** START OF THE RECORDS **

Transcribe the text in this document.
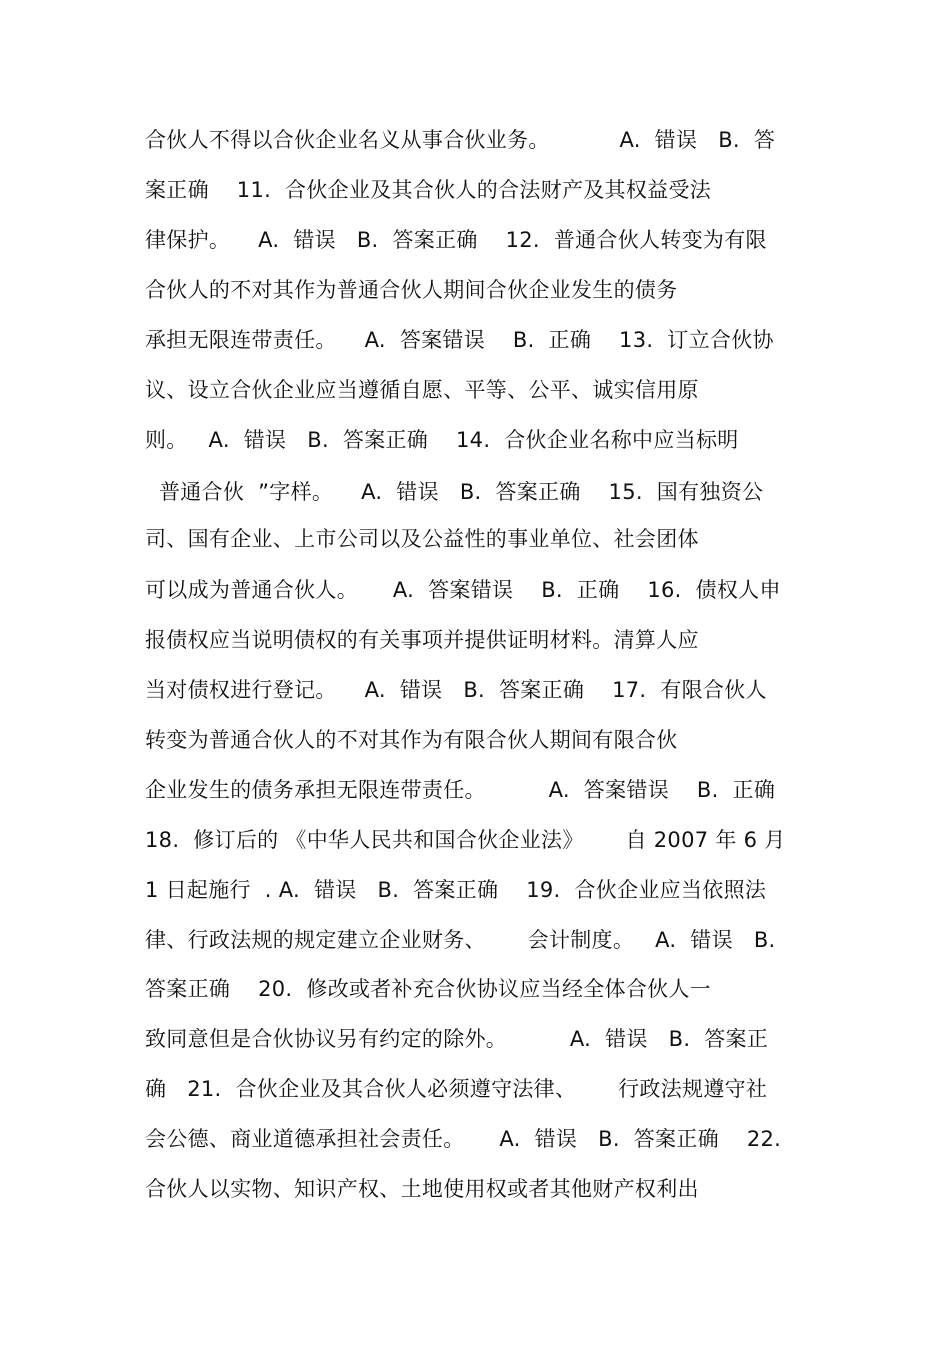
合伙人不得以合伙企业名义从事合伙业务。          A.  错误   B.  答
案正确    11.  合伙企业及其合伙人的合法财产及其权益受法
律保护。    A.  错误   B.  答案正确    12.  普通合伙人转变为有限
合伙人的不对其作为普通合伙人期间合伙企业发生的债务
承担无限连带责任。    A.  答案错误    B.  正确    13.  订立合伙协
议、设立合伙企业应当遵循自愿、平等、公平、诚实信用原
则。   A.  错误   B.  答案正确    14.  合伙企业名称中应当标明
普通合伙  ”字样。    A.  错误   B.  答案正确    15.  国有独资公
司、国有企业、上市公司以及公益性的事业单位、社会团体
可以成为普通合伙人。     A.  答案错误    B.  正确    16.  债权人申
报债权应当说明债权的有关事项并提供证明材料。清算人应
当对债权进行登记。    A.  错误   B.  答案正确    17.  有限合伙人
转变为普通合伙人的不对其作为有限合伙人期间有限合伙
企业发生的债务承担无限连带责任。         A.  答案错误    B.  正确
18.  修订后的 《中华人民共和国合伙企业法》      自 2007 年 6 月
1 日起施行  . A.  错误   B.  答案正确    19.  合伙企业应当依照法
律、行政法规的规定建立企业财务、      会计制度。   A.  错误   B.
答案正确    20.  修改或者补充合伙协议应当经全体合伙人一
致同意但是合伙协议另有约定的除外。         A.  错误   B.  答案正
确   21.  合伙企业及其合伙人必须遵守法律、      行政法规遵守社
会公德、商业道德承担社会责任。     A.  错误   B.  答案正确    22.
合伙人以实物、知识产权、土地使用权或者其他财产权利出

** END OF THE RECORDS **

WORK TO BE COMPLETED. Take the listing above and print it exactly, apart from the pictures.

REPLY TO THE TASK.
Transcribe the text in this document.
合伙人不得以合伙企业名义从事合伙业务。          A.  错误   B.  答
案正确    11.  合伙企业及其合伙人的合法财产及其权益受法
律保护。    A.  错误   B.  答案正确    12.  普通合伙人转变为有限
合伙人的不对其作为普通合伙人期间合伙企业发生的债务
承担无限连带责任。    A.  答案错误    B.  正确    13.  订立合伙协
议、设立合伙企业应当遵循自愿、平等、公平、诚实信用原
则。   A.  错误   B.  答案正确    14.  合伙企业名称中应当标明
普通合伙  ”字样。    A.  错误   B.  答案正确    15.  国有独资公
司、国有企业、上市公司以及公益性的事业单位、社会团体
可以成为普通合伙人。     A.  答案错误    B.  正确    16.  债权人申
报债权应当说明债权的有关事项并提供证明材料。清算人应
当对债权进行登记。    A.  错误   B.  答案正确    17.  有限合伙人
转变为普通合伙人的不对其作为有限合伙人期间有限合伙
企业发生的债务承担无限连带责任。         A.  答案错误    B.  正确
18.  修订后的 《中华人民共和国合伙企业法》      自 2007 年 6 月
1 日起施行  . A.  错误   B.  答案正确    19.  合伙企业应当依照法
律、行政法规的规定建立企业财务、      会计制度。   A.  错误   B.
答案正确    20.  修改或者补充合伙协议应当经全体合伙人一
致同意但是合伙协议另有约定的除外。         A.  错误   B.  答案正
确   21.  合伙企业及其合伙人必须遵守法律、      行政法规遵守社
会公德、商业道德承担社会责任。     A.  错误   B.  答案正确    22.
合伙人以实物、知识产权、土地使用权或者其他财产权利出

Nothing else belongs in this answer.